• **WRITTEN TASK**
Transcribe the listing in full, excluding any pictures.

• **DATA RECORDS**
____

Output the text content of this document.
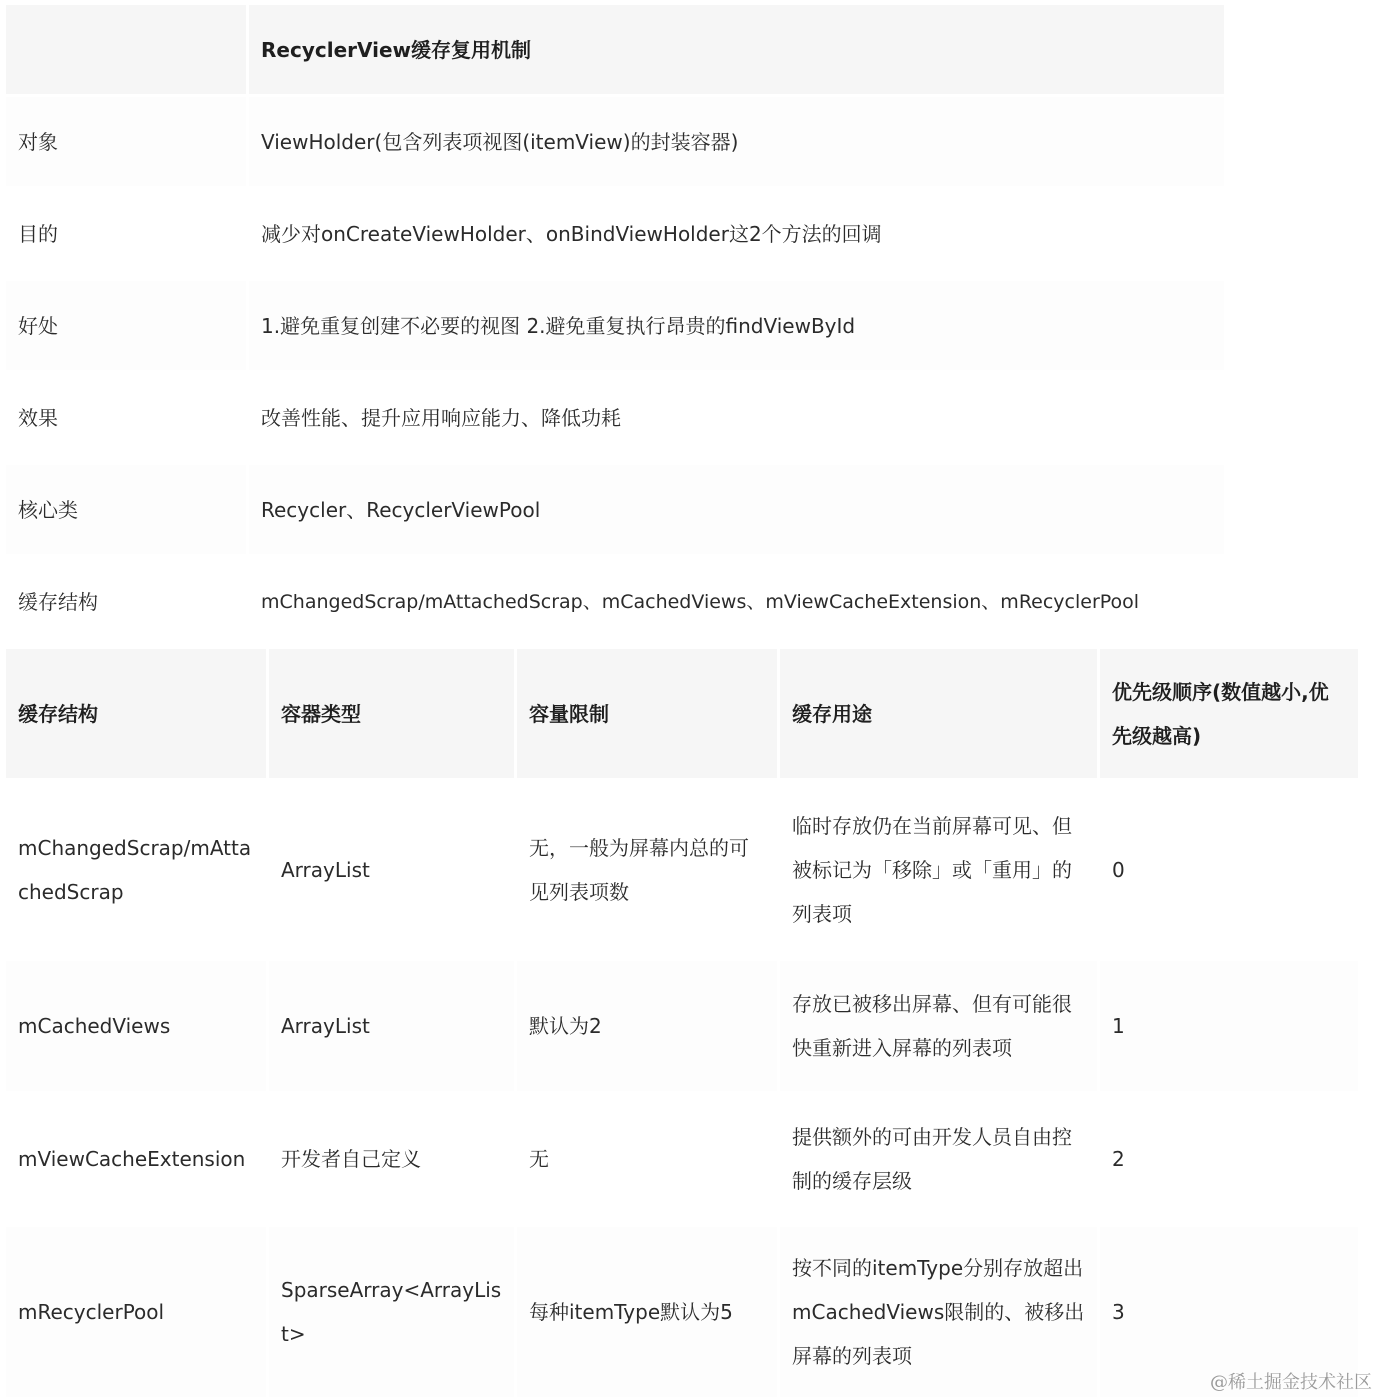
	RecyclerView缓存复用机制
对象	ViewHolder(包含列表项视图(itemView)的封装容器)
目的	减少对onCreateViewHolder、onBindViewHolder这2个方法的回调
好处	1.避免重复创建不必要的视图 2.避免重复执行昂贵的findViewById
效果	改善性能、提升应用响应能力、降低功耗
核心类	Recycler、RecyclerViewPool
缓存结构	mChangedScrap/mAttachedScrap、mCachedViews、mViewCacheExtension、mRecyclerPool
缓存结构	容器类型	容量限制	缓存用途	优先级顺序(数值越小,优先级越高)
mChangedScrap/mAttachedScrap	ArrayList	无，一般为屏幕内总的可见列表项数	临时存放仍在当前屏幕可见、但被标记为「移除」或「重用」的列表项	0
mCachedViews	ArrayList	默认为2	存放已被移出屏幕、但有可能很快重新进入屏幕的列表项	1
mViewCacheExtension	开发者自己定义	无	提供额外的可由开发人员自由控制的缓存层级	2
mRecyclerPool	SparseArray<ArrayList>	每种itemType默认为5	按不同的itemType分别存放超出mCachedViews限制的、被移出屏幕的列表项	3
@稀土掘金技术社区
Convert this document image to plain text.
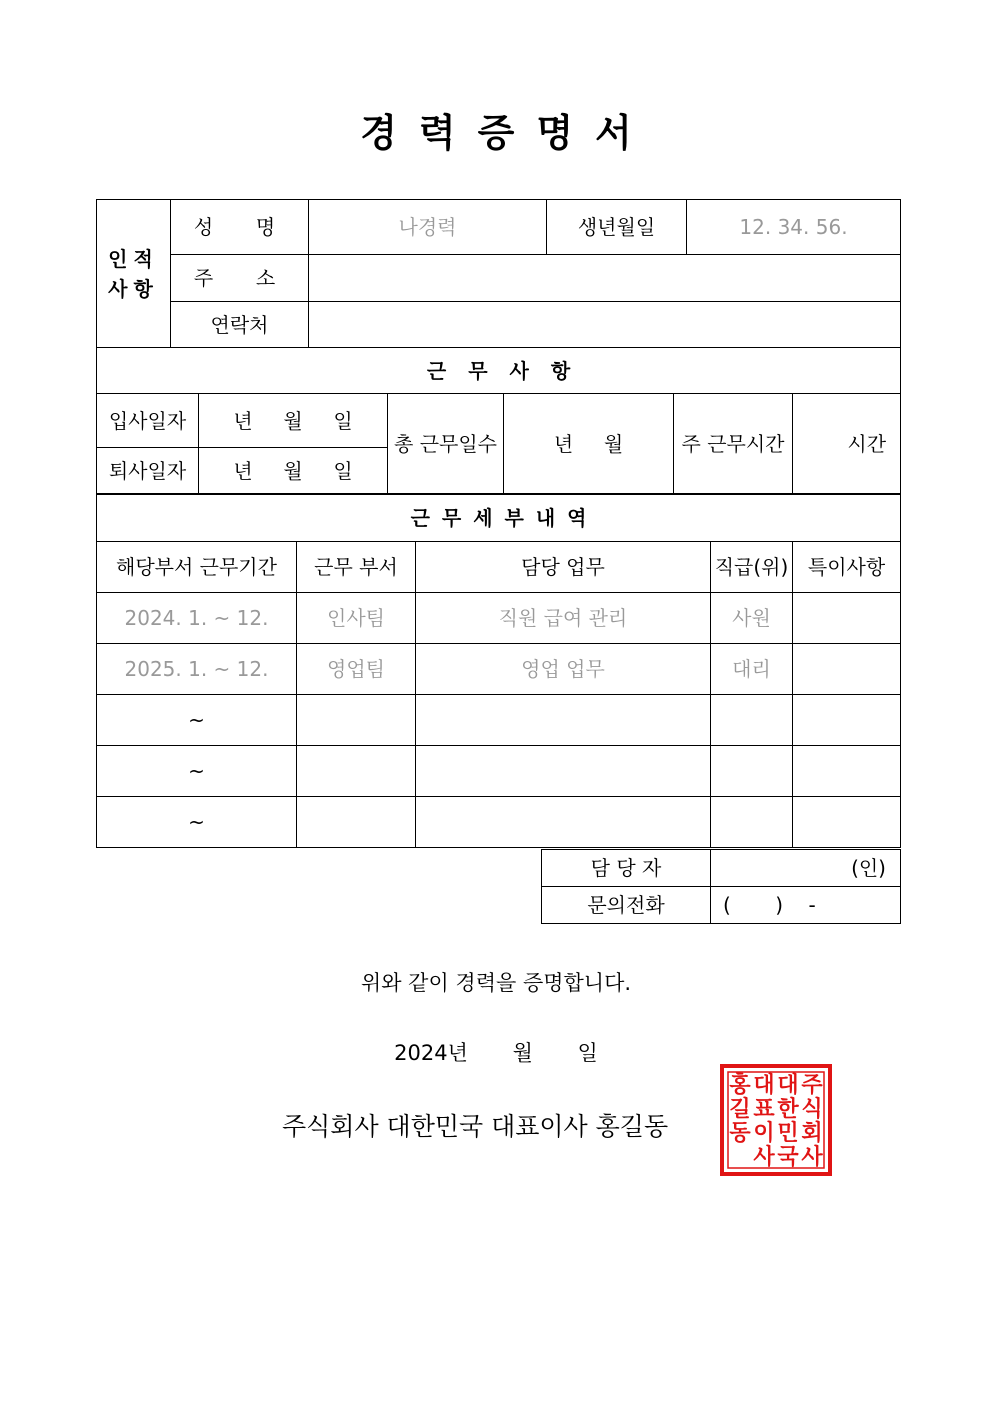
경력증명서
인적
사항	성  명	나경력	생년월일	12. 34. 56.
	주  소			
	연락처			
근무사항					
입사일자	년 월 일	총 근무일수	년 월	주 근무시간	시간
퇴사일자	년 월 일				
근무세부내역				
해당부서 근무기간	근무 부서	담당 업무	직급(위)	특이사항
2024. 1. ~ 12.	인사팀	직원 급여 관리	사원	
2025. 1. ~ 12.	영업팀	영업 업무	대리	
~				
~				
~				
담 당 자	(인)
문의전화	(       )    -
위와 같이 경력을 증명합니다.
2024년 월 일
주식회사 대한민국 대표이사 홍길동
주
식
회
사
대
한
민
국
대
표
이
사
홍
길
동
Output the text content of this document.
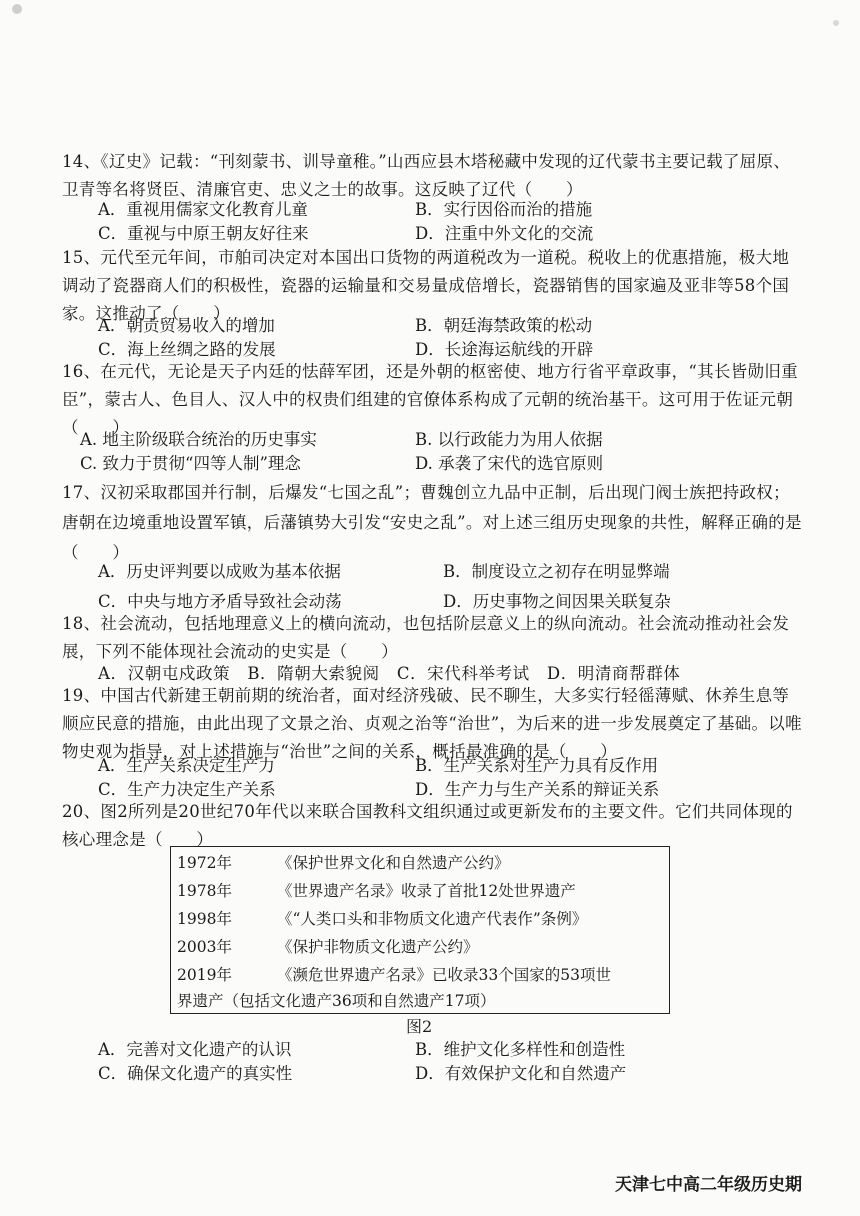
14、《辽史》记载：“刊刻蒙书、训导童稚。”山西应县木塔秘藏中发现的辽代蒙书主要记载了屈原、卫青等名将贤臣、清廉官吏、忠义之士的故事。这反映了辽代（　　）
A．重视用儒家文化教育儿童	B．实行因俗而治的措施
C．重视与中原王朝友好往来	D．注重中外文化的交流
15、元代至元年间，市舶司决定对本国出口货物的两道税改为一道税。税收上的优惠措施，极大地调动了瓷器商人们的积极性，瓷器的运输量和交易量成倍增长，瓷器销售的国家遍及亚非等58个国家。这推动了（　　）
A．朝贡贸易收入的增加	B．朝廷海禁政策的松动
C．海上丝绸之路的发展	D．长途海运航线的开辟
16、在元代，无论是天子内廷的怯薛军团，还是外朝的枢密使、地方行省平章政事，“其长皆勋旧重臣”，蒙古人、色目人、汉人中的权贵们组建的官僚体系构成了元朝的统治基干。这可用于佐证元朝（　　）
A. 地主阶级联合统治的历史事实	B. 以行政能力为用人依据
C. 致力于贯彻“四等人制”理念	D. 承袭了宋代的选官原则
17、汉初采取郡国并行制，后爆发“七国之乱”；曹魏创立九品中正制，后出现门阀士族把持政权；唐朝在边境重地设置军镇，后藩镇势大引发“安史之乱”。对上述三组历史现象的共性，解释正确的是（　　）
A．历史评判要以成败为基本依据	B．制度设立之初存在明显弊端
C．中央与地方矛盾导致社会动荡	D．历史事物之间因果关联复杂
18、社会流动，包括地理意义上的横向流动，也包括阶层意义上的纵向流动。社会流动推动社会发展，下列不能体现社会流动的史实是（　　）
A．汉朝屯戍政策　B．隋朝大索貌阅　C．宋代科举考试　D．明清商帮群体
19、中国古代新建王朝前期的统治者，面对经济残破、民不聊生，大多实行轻徭薄赋、休养生息等顺应民意的措施，由此出现了文景之治、贞观之治等“治世”，为后来的进一步发展奠定了基础。以唯物史观为指导，对上述措施与“治世”之间的关系，概括最准确的是（　　）
A．生产关系决定生产力	B．生产关系对生产力具有反作用
C．生产力决定生产关系	D．生产力与生产关系的辩证关系
20、图2所列是20世纪70年代以来联合国教科文组织通过或更新发布的主要文件。它们共同体现的核心理念是（　　）
1972年	《保护世界文化和自然遗产公约》
1978年	《世界遗产名录》收录了首批12处世界遗产
1998年	《“人类口头和非物质文化遗产代表作”条例》
2003年	《保护非物质文化遗产公约》
2019年	《濒危世界遗产名录》已收录33个国家的53项世
界遗产（包括文化遗产36项和自然遗产17项）
图2
A．完善对文化遗产的认识	B．维护文化多样性和创造性
C．确保文化遗产的真实性	D．有效保护文化和自然遗产
天津七中高二年级历史期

____

• **TASK ANSWER**
Output the text content of this document.
	RecyclerView缓存复用机制
对象	ViewHolder(包含列表项视图(itemView)的封装容器)
目的	减少对onCreateViewHolder、onBindViewHolder这2个方法的回调
好处	1.避免重复创建不必要的视图 2.避免重复执行昂贵的findViewById
效果	改善性能、提升应用响应能力、降低功耗
核心类	Recycler、RecyclerViewPool
缓存结构	mChangedScrap/mAttachedScrap、mCachedViews、mViewCacheExtension、mRecyclerPool
缓存结构	容器类型	容量限制	缓存用途	优先级顺序(数值越小,优先级越高)
mChangedScrap/mAttachedScrap	ArrayList	无，一般为屏幕内总的可见列表项数	临时存放仍在当前屏幕可见、但被标记为「移除」或「重用」的列表项	0
mCachedViews	ArrayList	默认为2	存放已被移出屏幕、但有可能很快重新进入屏幕的列表项	1
mViewCacheExtension	开发者自己定义	无	提供额外的可由开发人员自由控制的缓存层级	2
mRecyclerPool	SparseArray<ArrayList>	每种itemType默认为5	按不同的itemType分别存放超出mCachedViews限制的、被移出屏幕的列表项	3
@稀土掘金技术社区
Convert this document image to plain text.
경력증명서
인적
사항	성  명	나경력	생년월일	12. 34. 56.
	주  소			
	연락처			
근무사항					
입사일자	년 월 일	총 근무일수	년 월	주 근무시간	시간
퇴사일자	년 월 일				
근무세부내역				
해당부서 근무기간	근무 부서	담당 업무	직급(위)	특이사항
2024. 1. ~ 12.	인사팀	직원 급여 관리	사원	
2025. 1. ~ 12.	영업팀	영업 업무	대리	
~				
~				
~				
담 당 자	(인)
문의전화	(       )    -
위와 같이 경력을 증명합니다.
2024년 월 일
주식회사 대한민국 대표이사 홍길동
주
식
회
사
대
한
민
국
대
표
이
사
홍
길
동
Output the text content of this document.
14、《辽史》记载：“刊刻蒙书、训导童稚。”山西应县木塔秘藏中发现的辽代蒙书主要记载了屈原、卫青等名将贤臣、清廉官吏、忠义之士的故事。这反映了辽代（　　）
A．重视用儒家文化教育儿童	B．实行因俗而治的措施
C．重视与中原王朝友好往来	D．注重中外文化的交流
15、元代至元年间，市舶司决定对本国出口货物的两道税改为一道税。税收上的优惠措施，极大地调动了瓷器商人们的积极性，瓷器的运输量和交易量成倍增长，瓷器销售的国家遍及亚非等58个国家。这推动了（　　）
A．朝贡贸易收入的增加	B．朝廷海禁政策的松动
C．海上丝绸之路的发展	D．长途海运航线的开辟
16、在元代，无论是天子内廷的怯薛军团，还是外朝的枢密使、地方行省平章政事，“其长皆勋旧重臣”，蒙古人、色目人、汉人中的权贵们组建的官僚体系构成了元朝的统治基干。这可用于佐证元朝（　　）
A. 地主阶级联合统治的历史事实	B. 以行政能力为用人依据
C. 致力于贯彻“四等人制”理念	D. 承袭了宋代的选官原则
17、汉初采取郡国并行制，后爆发“七国之乱”；曹魏创立九品中正制，后出现门阀士族把持政权；唐朝在边境重地设置军镇，后藩镇势大引发“安史之乱”。对上述三组历史现象的共性，解释正确的是（　　）
A．历史评判要以成败为基本依据	B．制度设立之初存在明显弊端
C．中央与地方矛盾导致社会动荡	D．历史事物之间因果关联复杂
18、社会流动，包括地理意义上的横向流动，也包括阶层意义上的纵向流动。社会流动推动社会发展，下列不能体现社会流动的史实是（　　）
A．汉朝屯戍政策　B．隋朝大索貌阅　C．宋代科举考试　D．明清商帮群体
19、中国古代新建王朝前期的统治者，面对经济残破、民不聊生，大多实行轻徭薄赋、休养生息等顺应民意的措施，由此出现了文景之治、贞观之治等“治世”，为后来的进一步发展奠定了基础。以唯物史观为指导，对上述措施与“治世”之间的关系，概括最准确的是（　　）
A．生产关系决定生产力	B．生产关系对生产力具有反作用
C．生产力决定生产关系	D．生产力与生产关系的辩证关系
20、图2所列是20世纪70年代以来联合国教科文组织通过或更新发布的主要文件。它们共同体现的核心理念是（　　）
1972年	《保护世界文化和自然遗产公约》
1978年	《世界遗产名录》收录了首批12处世界遗产
1998年	《“人类口头和非物质文化遗产代表作”条例》
2003年	《保护非物质文化遗产公约》
2019年	《濒危世界遗产名录》已收录33个国家的53项世
界遗产（包括文化遗产36项和自然遗产17项）
图2
A．完善对文化遗产的认识	B．维护文化多样性和创造性
C．确保文化遗产的真实性	D．有效保护文化和自然遗产
天津七中高二年级历史期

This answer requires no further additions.